### INSTRUCTIONS FOR THE TASK
Pull each line holding the word "page" from the data.

'''

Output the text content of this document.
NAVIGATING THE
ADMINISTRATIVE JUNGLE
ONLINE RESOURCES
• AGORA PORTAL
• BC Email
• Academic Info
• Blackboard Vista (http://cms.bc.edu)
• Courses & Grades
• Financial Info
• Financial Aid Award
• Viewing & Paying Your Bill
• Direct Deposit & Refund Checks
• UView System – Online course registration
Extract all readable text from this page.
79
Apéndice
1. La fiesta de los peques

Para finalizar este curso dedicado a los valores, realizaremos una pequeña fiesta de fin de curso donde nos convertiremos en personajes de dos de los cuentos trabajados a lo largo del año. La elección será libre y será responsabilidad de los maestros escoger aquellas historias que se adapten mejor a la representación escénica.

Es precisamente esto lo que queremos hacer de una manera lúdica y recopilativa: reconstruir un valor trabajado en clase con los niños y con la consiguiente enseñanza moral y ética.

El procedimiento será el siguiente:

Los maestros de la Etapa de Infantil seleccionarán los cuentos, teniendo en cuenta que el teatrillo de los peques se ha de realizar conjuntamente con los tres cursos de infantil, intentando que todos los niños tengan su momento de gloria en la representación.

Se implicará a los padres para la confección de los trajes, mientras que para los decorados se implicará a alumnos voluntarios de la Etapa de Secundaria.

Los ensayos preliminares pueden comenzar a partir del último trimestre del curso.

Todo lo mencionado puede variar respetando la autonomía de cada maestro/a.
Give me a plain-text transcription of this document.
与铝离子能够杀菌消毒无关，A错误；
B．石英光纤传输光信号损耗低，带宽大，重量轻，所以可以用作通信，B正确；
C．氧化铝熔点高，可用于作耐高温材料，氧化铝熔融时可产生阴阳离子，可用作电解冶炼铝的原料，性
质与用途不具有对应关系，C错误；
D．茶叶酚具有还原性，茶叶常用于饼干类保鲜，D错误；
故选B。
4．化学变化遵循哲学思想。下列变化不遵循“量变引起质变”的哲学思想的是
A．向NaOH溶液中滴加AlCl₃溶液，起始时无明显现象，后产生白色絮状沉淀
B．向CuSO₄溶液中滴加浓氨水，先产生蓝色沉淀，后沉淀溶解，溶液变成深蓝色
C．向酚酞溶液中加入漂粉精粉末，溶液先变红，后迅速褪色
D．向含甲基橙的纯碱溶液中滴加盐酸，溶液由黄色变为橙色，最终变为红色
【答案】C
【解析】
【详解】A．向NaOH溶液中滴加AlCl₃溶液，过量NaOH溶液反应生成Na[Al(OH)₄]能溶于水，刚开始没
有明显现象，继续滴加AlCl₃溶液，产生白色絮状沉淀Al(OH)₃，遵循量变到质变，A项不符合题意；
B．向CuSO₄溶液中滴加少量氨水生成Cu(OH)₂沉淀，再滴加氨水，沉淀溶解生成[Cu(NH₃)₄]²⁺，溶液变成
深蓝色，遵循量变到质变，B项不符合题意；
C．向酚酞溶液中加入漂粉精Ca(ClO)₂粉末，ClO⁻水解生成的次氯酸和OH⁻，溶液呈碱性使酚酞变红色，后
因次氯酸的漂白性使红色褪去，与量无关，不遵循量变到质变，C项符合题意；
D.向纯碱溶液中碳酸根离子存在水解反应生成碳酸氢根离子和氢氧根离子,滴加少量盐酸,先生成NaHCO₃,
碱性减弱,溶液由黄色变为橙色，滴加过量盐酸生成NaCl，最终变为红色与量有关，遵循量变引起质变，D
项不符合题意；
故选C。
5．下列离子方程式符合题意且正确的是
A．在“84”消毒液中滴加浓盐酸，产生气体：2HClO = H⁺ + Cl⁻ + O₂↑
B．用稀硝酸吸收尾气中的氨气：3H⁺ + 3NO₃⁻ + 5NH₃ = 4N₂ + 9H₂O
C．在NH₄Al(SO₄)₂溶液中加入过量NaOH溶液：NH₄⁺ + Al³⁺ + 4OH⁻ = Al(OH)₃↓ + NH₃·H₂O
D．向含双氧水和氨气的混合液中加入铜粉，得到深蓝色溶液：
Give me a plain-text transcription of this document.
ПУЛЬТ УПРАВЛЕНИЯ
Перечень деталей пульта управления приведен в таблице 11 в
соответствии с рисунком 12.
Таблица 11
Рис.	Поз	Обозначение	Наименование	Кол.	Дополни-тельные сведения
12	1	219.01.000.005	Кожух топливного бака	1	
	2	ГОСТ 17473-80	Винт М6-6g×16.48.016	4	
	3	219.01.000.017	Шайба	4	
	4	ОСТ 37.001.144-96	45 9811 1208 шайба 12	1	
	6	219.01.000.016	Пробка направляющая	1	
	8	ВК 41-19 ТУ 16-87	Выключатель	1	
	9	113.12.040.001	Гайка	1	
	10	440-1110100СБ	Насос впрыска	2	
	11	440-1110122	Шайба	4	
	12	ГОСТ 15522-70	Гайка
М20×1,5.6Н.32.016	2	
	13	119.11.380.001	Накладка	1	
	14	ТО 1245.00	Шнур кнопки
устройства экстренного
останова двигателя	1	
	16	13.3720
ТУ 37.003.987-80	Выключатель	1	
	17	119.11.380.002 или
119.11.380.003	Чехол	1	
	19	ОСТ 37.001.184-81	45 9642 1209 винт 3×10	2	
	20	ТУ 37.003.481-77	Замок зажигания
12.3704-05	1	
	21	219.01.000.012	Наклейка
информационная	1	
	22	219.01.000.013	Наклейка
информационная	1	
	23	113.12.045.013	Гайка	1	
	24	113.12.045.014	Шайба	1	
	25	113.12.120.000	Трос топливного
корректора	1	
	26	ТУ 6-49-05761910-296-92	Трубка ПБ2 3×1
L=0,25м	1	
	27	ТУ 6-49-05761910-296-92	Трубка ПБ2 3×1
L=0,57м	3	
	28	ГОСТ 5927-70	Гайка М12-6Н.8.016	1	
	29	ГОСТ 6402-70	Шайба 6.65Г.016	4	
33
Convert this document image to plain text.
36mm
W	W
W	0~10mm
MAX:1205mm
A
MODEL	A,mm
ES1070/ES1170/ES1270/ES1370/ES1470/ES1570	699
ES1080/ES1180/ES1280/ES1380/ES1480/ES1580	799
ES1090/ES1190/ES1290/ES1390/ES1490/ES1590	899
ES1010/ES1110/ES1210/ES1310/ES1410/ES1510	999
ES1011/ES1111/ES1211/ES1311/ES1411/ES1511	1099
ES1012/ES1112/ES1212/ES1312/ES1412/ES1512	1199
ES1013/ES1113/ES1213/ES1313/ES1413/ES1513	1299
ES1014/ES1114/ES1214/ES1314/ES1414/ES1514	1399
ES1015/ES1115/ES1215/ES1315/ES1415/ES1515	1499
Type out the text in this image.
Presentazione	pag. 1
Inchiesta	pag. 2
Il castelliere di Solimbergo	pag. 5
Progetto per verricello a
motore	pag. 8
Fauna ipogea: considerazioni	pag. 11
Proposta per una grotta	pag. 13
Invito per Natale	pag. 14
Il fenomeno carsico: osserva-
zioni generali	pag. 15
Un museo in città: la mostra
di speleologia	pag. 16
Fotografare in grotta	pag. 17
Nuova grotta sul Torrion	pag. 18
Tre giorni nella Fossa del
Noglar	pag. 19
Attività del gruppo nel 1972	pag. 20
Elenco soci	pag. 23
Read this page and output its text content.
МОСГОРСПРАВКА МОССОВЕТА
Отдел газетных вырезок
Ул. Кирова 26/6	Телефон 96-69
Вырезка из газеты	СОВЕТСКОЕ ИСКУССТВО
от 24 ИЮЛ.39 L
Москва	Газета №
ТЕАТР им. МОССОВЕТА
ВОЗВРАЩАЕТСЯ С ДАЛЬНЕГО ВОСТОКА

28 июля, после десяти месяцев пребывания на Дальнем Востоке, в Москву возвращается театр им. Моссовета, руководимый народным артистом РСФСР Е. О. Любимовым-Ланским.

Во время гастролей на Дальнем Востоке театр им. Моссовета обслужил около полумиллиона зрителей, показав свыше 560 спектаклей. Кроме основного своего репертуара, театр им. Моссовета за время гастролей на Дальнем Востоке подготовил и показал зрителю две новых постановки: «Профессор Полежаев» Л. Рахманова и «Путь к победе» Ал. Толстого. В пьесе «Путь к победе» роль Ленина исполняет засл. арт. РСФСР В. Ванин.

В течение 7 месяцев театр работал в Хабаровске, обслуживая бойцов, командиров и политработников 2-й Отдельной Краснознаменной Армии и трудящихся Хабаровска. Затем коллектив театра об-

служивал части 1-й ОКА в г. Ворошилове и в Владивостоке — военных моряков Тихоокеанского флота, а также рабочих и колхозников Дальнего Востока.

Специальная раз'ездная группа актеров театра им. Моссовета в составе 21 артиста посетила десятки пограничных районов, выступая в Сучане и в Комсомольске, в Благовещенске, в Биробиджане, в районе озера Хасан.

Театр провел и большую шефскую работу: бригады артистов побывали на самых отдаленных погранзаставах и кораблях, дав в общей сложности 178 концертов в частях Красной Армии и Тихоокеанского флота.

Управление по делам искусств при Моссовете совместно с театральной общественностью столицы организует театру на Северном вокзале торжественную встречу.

'''

### ANSWER IN FULL
Extract all readable text from this page.
Read this page and output its text content.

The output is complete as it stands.